▸ **Work instructions**: Type out every line below exactly as it reads.

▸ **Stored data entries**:
--------------------

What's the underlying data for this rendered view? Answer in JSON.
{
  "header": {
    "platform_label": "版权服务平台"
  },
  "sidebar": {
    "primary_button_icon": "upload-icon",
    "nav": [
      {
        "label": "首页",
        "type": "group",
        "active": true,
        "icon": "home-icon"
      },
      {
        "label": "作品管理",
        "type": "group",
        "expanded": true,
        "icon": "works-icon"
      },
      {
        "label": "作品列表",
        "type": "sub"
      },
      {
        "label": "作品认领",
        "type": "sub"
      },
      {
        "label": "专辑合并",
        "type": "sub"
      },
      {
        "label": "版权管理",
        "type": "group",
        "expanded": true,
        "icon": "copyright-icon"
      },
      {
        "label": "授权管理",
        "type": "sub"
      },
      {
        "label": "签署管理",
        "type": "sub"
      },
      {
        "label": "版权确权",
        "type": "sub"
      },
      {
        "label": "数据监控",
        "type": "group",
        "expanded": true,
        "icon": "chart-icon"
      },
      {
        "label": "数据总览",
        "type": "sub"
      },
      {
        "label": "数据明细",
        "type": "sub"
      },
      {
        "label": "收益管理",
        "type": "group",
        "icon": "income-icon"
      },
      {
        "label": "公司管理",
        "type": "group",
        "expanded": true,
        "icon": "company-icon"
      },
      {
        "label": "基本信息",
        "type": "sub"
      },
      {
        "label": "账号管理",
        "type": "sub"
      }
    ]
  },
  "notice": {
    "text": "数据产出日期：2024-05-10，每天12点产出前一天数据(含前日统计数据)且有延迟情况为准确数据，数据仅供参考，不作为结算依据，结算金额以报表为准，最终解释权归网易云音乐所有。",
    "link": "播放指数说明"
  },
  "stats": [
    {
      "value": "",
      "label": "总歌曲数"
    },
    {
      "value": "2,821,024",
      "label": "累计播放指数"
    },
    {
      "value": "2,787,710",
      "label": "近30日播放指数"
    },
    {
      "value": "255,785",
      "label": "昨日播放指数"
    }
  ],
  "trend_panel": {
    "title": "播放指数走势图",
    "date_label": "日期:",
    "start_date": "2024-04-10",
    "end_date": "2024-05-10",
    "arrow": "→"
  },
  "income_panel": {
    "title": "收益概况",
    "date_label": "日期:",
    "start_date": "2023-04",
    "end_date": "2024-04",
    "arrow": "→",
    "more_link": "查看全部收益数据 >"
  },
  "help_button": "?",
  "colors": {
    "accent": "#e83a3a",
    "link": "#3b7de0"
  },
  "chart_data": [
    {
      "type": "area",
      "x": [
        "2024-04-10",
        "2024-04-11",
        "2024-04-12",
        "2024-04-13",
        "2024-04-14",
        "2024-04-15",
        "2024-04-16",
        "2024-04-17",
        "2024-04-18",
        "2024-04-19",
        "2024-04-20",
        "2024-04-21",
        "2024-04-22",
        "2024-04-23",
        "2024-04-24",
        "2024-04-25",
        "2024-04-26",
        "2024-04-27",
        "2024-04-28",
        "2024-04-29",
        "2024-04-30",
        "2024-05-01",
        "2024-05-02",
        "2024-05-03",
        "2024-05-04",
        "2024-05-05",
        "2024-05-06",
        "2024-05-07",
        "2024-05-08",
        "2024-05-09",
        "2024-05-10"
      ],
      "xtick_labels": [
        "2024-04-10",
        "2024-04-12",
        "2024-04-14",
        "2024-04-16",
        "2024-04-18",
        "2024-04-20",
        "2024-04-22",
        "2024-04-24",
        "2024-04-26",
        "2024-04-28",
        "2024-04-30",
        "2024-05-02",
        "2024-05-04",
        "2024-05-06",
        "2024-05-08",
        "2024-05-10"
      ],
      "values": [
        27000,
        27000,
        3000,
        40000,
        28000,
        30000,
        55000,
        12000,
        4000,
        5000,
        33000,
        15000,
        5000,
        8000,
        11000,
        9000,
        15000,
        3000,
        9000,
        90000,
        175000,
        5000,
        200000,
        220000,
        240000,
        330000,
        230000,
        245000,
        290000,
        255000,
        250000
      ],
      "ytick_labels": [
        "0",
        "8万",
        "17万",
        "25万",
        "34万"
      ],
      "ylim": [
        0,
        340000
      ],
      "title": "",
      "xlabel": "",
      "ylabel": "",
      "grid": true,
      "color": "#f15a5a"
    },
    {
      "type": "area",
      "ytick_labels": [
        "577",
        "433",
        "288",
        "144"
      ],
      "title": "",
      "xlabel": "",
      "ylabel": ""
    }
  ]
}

--------------------

▸ **Solution**:
What's the underlying data for this rendered view? Answer in JSON.
{
  "header": {
    "platform_label": "版权服务平台"
  },
  "sidebar": {
    "primary_button_icon": "upload-icon",
    "nav": [
      {
        "label": "首页",
        "type": "group",
        "active": true,
        "icon": "home-icon"
      },
      {
        "label": "作品管理",
        "type": "group",
        "expanded": true,
        "icon": "works-icon"
      },
      {
        "label": "作品列表",
        "type": "sub"
      },
      {
        "label": "作品认领",
        "type": "sub"
      },
      {
        "label": "专辑合并",
        "type": "sub"
      },
      {
        "label": "版权管理",
        "type": "group",
        "expanded": true,
        "icon": "copyright-icon"
      },
      {
        "label": "授权管理",
        "type": "sub"
      },
      {
        "label": "签署管理",
        "type": "sub"
      },
      {
        "label": "版权确权",
        "type": "sub"
      },
      {
        "label": "数据监控",
        "type": "group",
        "expanded": true,
        "icon": "chart-icon"
      },
      {
        "label": "数据总览",
        "type": "sub"
      },
      {
        "label": "数据明细",
        "type": "sub"
      },
      {
        "label": "收益管理",
        "type": "group",
        "icon": "income-icon"
      },
      {
        "label": "公司管理",
        "type": "group",
        "expanded": true,
        "icon": "company-icon"
      },
      {
        "label": "基本信息",
        "type": "sub"
      },
      {
        "label": "账号管理",
        "type": "sub"
      }
    ]
  },
  "notice": {
    "text": "数据产出日期：2024-05-10，每天12点产出前一天数据(含前日统计数据)且有延迟情况为准确数据，数据仅供参考，不作为结算依据，结算金额以报表为准，最终解释权归网易云音乐所有。",
    "link": "播放指数说明"
  },
  "stats": [
    {
      "value": "",
      "label": "总歌曲数"
    },
    {
      "value": "2,821,024",
      "label": "累计播放指数"
    },
    {
      "value": "2,787,710",
      "label": "近30日播放指数"
    },
    {
      "value": "255,785",
      "label": "昨日播放指数"
    }
  ],
  "trend_panel": {
    "title": "播放指数走势图",
    "date_label": "日期:",
    "start_date": "2024-04-10",
    "end_date": "2024-05-10",
    "arrow": "→"
  },
  "income_panel": {
    "title": "收益概况",
    "date_label": "日期:",
    "start_date": "2023-04",
    "end_date": "2024-04",
    "arrow": "→",
    "more_link": "查看全部收益数据 >"
  },
  "help_button": "?",
  "colors": {
    "accent": "#e83a3a",
    "link": "#3b7de0"
  },
  "chart_data": [
    {
      "type": "area",
      "x": [
        "2024-04-10",
        "2024-04-11",
        "2024-04-12",
        "2024-04-13",
        "2024-04-14",
        "2024-04-15",
        "2024-04-16",
        "2024-04-17",
        "2024-04-18",
        "2024-04-19",
        "2024-04-20",
        "2024-04-21",
        "2024-04-22",
        "2024-04-23",
        "2024-04-24",
        "2024-04-25",
        "2024-04-26",
        "2024-04-27",
        "2024-04-28",
        "2024-04-29",
        "2024-04-30",
        "2024-05-01",
        "2024-05-02",
        "2024-05-03",
        "2024-05-04",
        "2024-05-05",
        "2024-05-06",
        "2024-05-07",
        "2024-05-08",
        "2024-05-09",
        "2024-05-10"
      ],
      "xtick_labels": [
        "2024-04-10",
        "2024-04-12",
        "2024-04-14",
        "2024-04-16",
        "2024-04-18",
        "2024-04-20",
        "2024-04-22",
        "2024-04-24",
        "2024-04-26",
        "2024-04-28",
        "2024-04-30",
        "2024-05-02",
        "2024-05-04",
        "2024-05-06",
        "2024-05-08",
        "2024-05-10"
      ],
      "values": [
        27000,
        27000,
        3000,
        40000,
        28000,
        30000,
        55000,
        12000,
        4000,
        5000,
        33000,
        15000,
        5000,
        8000,
        11000,
        9000,
        15000,
        3000,
        9000,
        90000,
        175000,
        5000,
        200000,
        220000,
        240000,
        330000,
        230000,
        245000,
        290000,
        255000,
        250000
      ],
      "ytick_labels": [
        "0",
        "8万",
        "17万",
        "25万",
        "34万"
      ],
      "ylim": [
        0,
        340000
      ],
      "title": "",
      "xlabel": "",
      "ylabel": "",
      "grid": true,
      "color": "#f15a5a"
    },
    {
      "type": "area",
      "ytick_labels": [
        "577",
        "433",
        "288",
        "144"
      ],
      "title": "",
      "xlabel": "",
      "ylabel": ""
    }
  ]
}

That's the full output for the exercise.